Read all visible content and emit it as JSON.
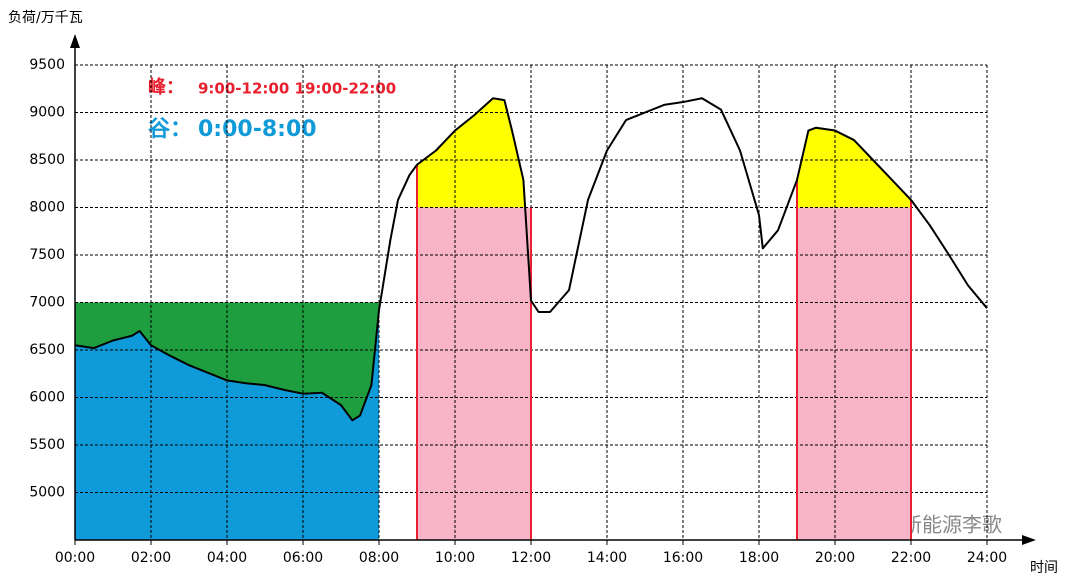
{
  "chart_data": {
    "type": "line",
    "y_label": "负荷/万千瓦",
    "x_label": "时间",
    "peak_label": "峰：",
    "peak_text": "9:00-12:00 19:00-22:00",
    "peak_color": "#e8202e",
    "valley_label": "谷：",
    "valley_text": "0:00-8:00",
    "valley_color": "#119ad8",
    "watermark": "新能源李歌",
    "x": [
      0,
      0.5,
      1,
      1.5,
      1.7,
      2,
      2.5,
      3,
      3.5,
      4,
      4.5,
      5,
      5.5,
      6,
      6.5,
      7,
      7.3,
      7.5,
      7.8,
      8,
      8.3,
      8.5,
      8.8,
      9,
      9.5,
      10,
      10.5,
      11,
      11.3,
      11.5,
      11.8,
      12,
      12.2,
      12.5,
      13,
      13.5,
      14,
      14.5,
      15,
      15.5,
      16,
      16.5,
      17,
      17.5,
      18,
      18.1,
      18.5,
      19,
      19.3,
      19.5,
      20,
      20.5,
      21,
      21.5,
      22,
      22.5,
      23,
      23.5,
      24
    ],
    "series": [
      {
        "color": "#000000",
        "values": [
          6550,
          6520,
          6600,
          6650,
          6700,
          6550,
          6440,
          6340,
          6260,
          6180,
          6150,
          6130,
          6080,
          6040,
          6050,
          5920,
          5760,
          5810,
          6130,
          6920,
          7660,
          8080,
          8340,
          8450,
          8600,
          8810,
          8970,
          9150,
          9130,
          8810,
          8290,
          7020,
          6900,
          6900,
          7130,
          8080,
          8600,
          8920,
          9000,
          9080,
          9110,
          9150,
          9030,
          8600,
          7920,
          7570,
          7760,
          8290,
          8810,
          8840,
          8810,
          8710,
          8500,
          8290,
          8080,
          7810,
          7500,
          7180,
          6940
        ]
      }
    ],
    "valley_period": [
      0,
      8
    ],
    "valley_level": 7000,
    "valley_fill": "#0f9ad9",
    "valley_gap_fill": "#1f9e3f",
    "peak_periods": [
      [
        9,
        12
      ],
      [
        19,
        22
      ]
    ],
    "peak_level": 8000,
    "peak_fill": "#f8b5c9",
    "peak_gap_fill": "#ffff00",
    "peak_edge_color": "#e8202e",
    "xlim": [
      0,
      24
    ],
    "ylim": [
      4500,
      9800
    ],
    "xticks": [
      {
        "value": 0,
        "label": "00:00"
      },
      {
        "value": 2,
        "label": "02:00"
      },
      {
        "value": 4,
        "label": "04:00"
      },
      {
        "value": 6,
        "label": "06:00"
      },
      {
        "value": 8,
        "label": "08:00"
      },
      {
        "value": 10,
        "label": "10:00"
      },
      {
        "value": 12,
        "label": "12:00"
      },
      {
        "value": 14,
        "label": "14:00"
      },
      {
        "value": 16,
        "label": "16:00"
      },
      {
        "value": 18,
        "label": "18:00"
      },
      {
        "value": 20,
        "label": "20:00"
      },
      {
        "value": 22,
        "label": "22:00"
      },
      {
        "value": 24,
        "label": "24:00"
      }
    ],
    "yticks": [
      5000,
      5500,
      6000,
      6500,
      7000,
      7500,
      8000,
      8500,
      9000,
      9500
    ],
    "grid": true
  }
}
+-------+
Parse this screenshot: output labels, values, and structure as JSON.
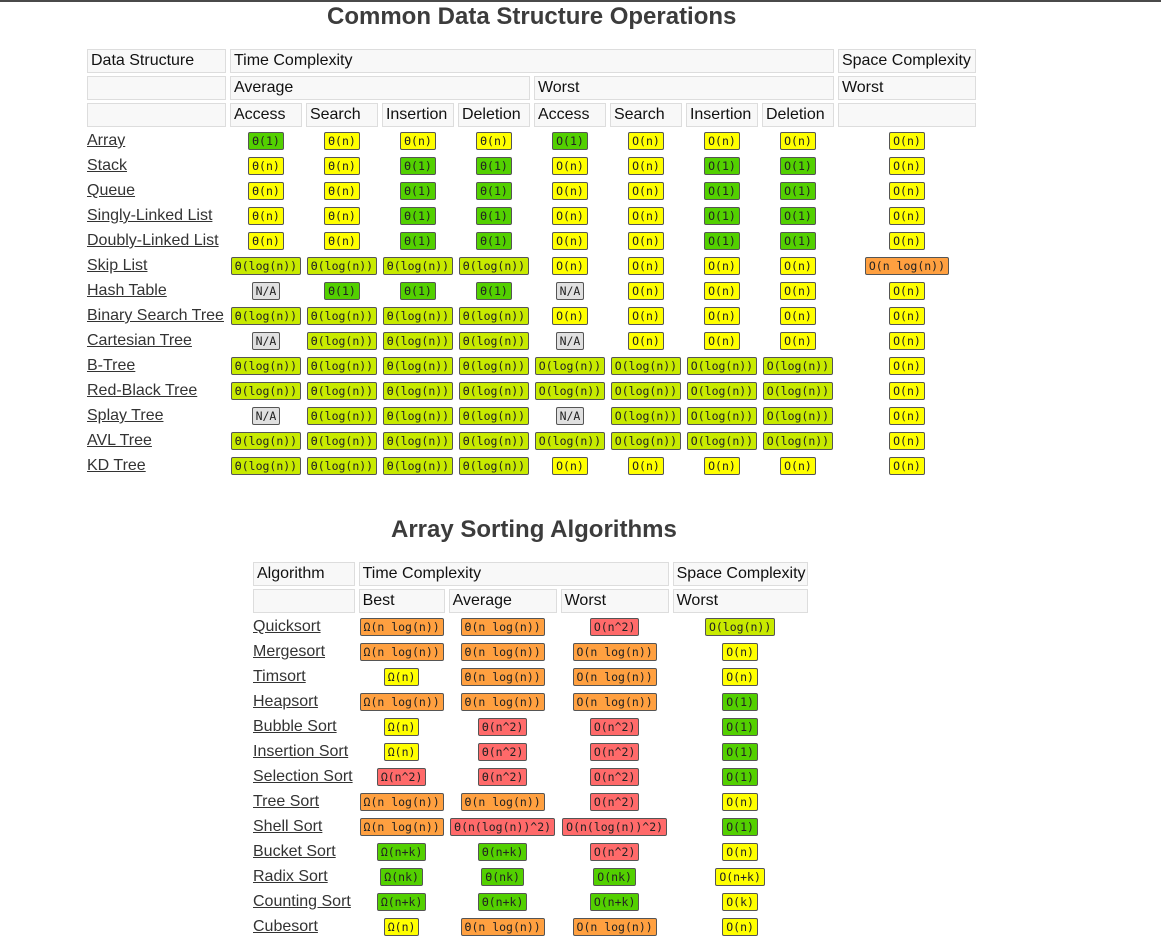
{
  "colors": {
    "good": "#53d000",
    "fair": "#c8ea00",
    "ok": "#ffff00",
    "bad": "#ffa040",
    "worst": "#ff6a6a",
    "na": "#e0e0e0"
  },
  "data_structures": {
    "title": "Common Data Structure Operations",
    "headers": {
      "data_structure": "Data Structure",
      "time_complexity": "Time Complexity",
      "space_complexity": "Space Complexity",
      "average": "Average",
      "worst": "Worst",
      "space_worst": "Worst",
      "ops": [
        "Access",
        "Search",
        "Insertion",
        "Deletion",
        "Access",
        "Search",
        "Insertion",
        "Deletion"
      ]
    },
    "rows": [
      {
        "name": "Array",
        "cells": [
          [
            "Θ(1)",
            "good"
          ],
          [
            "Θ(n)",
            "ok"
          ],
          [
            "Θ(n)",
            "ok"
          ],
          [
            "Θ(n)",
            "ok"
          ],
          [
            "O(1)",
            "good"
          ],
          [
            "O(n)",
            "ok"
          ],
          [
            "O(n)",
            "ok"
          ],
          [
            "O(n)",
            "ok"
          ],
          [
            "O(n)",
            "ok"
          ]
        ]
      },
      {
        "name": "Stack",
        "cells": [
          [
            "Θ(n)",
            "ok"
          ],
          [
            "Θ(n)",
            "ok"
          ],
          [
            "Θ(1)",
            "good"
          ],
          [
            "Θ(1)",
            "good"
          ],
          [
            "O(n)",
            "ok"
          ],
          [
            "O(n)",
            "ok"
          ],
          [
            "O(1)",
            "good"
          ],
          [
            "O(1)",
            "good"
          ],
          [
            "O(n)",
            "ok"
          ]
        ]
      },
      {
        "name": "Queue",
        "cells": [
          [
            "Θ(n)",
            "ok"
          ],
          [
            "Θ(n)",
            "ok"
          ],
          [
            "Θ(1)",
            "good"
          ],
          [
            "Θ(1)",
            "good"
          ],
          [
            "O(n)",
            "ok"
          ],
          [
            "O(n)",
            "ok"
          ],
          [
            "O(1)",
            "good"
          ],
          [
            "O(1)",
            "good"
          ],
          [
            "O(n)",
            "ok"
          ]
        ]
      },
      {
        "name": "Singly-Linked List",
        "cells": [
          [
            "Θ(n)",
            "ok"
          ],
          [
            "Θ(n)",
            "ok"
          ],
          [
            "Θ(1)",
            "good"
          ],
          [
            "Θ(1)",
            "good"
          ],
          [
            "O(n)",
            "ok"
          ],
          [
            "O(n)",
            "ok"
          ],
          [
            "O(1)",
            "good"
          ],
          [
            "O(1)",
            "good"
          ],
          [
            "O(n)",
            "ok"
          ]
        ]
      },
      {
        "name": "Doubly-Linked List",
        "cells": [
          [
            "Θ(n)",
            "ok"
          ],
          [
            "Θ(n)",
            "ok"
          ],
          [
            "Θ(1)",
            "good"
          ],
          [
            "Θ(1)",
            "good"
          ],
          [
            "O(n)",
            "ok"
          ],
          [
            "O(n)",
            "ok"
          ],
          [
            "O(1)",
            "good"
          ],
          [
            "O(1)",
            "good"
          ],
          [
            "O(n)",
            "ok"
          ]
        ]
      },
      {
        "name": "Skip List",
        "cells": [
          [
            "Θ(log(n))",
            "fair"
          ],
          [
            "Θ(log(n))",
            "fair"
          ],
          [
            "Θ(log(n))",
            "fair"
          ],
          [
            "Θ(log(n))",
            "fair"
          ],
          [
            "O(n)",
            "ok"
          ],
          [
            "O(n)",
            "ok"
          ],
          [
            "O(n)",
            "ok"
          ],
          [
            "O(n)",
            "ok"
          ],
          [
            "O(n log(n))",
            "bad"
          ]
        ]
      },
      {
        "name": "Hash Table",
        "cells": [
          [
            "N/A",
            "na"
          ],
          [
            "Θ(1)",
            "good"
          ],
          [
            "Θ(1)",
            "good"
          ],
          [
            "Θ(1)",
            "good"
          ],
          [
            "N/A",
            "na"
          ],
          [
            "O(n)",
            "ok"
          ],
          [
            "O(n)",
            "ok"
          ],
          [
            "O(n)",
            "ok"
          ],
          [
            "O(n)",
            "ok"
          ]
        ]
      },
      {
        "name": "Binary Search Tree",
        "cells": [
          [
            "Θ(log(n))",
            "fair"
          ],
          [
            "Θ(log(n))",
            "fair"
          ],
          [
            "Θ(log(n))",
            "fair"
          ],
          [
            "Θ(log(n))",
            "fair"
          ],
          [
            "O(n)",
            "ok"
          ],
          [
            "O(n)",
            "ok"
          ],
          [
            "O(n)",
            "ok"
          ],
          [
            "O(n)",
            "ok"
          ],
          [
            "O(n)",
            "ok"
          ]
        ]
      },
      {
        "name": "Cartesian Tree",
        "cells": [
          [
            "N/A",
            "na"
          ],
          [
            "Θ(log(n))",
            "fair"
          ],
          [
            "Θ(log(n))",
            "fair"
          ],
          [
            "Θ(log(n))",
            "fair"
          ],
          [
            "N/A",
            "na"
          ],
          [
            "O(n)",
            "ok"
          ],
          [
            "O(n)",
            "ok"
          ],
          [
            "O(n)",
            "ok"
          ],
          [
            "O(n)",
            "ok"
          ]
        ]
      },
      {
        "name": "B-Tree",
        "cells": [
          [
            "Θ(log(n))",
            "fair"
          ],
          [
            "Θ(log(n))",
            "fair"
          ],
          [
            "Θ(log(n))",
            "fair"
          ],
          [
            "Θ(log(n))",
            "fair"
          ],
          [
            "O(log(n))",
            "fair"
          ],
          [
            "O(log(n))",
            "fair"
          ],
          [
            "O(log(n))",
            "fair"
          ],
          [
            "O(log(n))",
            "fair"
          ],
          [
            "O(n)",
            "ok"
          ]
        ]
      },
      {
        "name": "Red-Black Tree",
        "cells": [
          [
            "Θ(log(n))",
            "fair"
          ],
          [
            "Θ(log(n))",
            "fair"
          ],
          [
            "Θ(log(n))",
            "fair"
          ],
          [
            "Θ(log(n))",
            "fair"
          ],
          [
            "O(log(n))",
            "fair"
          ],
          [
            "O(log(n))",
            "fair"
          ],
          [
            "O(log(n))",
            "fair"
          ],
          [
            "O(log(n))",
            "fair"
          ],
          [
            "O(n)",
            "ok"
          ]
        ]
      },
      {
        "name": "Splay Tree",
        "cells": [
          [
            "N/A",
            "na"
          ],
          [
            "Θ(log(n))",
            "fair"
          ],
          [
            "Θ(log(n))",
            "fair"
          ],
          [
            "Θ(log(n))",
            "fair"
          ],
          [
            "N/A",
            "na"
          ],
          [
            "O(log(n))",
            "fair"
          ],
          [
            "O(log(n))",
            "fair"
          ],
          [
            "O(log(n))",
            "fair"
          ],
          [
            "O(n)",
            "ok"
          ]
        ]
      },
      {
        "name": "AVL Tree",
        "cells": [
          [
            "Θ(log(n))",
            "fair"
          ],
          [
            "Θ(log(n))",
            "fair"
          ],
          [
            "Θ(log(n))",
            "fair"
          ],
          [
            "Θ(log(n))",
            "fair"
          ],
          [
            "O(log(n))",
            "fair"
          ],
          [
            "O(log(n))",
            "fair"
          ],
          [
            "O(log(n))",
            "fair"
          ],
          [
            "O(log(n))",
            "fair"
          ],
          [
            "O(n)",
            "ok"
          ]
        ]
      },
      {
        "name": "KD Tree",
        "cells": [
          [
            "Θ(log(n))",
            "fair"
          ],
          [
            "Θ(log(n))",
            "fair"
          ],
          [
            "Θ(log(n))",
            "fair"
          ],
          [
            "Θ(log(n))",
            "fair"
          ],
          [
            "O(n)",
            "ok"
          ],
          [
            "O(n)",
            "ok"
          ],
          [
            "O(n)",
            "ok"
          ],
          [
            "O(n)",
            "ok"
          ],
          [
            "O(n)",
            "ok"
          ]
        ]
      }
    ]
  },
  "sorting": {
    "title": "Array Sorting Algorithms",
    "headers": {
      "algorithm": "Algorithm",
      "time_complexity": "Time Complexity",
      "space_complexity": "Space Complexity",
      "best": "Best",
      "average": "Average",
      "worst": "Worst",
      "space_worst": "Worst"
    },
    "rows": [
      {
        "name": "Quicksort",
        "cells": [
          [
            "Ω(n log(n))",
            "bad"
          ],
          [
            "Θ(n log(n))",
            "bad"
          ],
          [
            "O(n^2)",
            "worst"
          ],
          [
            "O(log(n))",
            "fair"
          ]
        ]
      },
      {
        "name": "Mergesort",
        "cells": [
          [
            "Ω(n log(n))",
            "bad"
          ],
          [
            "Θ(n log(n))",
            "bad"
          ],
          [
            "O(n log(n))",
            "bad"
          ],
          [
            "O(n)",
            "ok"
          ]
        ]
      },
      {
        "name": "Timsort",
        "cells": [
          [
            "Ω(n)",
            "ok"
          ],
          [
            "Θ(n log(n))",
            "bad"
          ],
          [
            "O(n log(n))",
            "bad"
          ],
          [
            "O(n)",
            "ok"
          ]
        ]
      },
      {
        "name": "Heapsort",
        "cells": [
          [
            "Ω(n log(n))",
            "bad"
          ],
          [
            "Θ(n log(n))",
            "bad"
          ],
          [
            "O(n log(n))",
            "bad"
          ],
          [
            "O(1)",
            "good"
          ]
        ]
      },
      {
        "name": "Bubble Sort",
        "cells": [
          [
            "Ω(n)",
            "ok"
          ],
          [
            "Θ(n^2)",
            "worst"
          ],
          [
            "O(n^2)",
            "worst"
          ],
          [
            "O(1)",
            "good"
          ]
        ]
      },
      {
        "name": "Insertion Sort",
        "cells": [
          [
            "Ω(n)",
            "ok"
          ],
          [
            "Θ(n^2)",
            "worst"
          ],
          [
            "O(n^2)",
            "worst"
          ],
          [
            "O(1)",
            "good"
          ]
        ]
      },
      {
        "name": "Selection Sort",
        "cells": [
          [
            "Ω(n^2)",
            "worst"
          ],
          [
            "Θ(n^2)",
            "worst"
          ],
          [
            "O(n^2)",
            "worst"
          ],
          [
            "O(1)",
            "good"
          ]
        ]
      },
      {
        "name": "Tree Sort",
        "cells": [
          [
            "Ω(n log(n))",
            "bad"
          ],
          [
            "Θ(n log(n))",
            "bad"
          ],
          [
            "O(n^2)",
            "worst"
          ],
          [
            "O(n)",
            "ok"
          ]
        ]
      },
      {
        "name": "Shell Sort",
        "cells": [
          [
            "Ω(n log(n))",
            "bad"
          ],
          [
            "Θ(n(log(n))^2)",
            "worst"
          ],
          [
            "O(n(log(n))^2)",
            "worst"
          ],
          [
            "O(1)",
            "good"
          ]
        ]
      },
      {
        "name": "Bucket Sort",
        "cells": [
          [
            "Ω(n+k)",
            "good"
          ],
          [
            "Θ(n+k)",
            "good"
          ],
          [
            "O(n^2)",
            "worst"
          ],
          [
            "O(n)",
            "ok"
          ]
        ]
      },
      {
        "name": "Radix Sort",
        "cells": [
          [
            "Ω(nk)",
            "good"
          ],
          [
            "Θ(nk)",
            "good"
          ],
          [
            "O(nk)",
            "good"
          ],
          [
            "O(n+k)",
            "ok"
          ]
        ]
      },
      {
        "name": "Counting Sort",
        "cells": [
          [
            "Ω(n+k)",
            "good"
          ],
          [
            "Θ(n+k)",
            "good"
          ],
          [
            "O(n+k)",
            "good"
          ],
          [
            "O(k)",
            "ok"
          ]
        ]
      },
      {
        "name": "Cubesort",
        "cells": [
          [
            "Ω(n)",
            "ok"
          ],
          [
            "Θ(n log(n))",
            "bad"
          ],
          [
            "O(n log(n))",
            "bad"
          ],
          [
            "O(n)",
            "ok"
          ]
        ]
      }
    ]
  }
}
+-------+
GIVEN PROBLEM. Copy each line of the records that contains the word "title".

RESPONSE.
    "title": "Common Data Structure Operations",
    "title": "Array Sorting Algorithms",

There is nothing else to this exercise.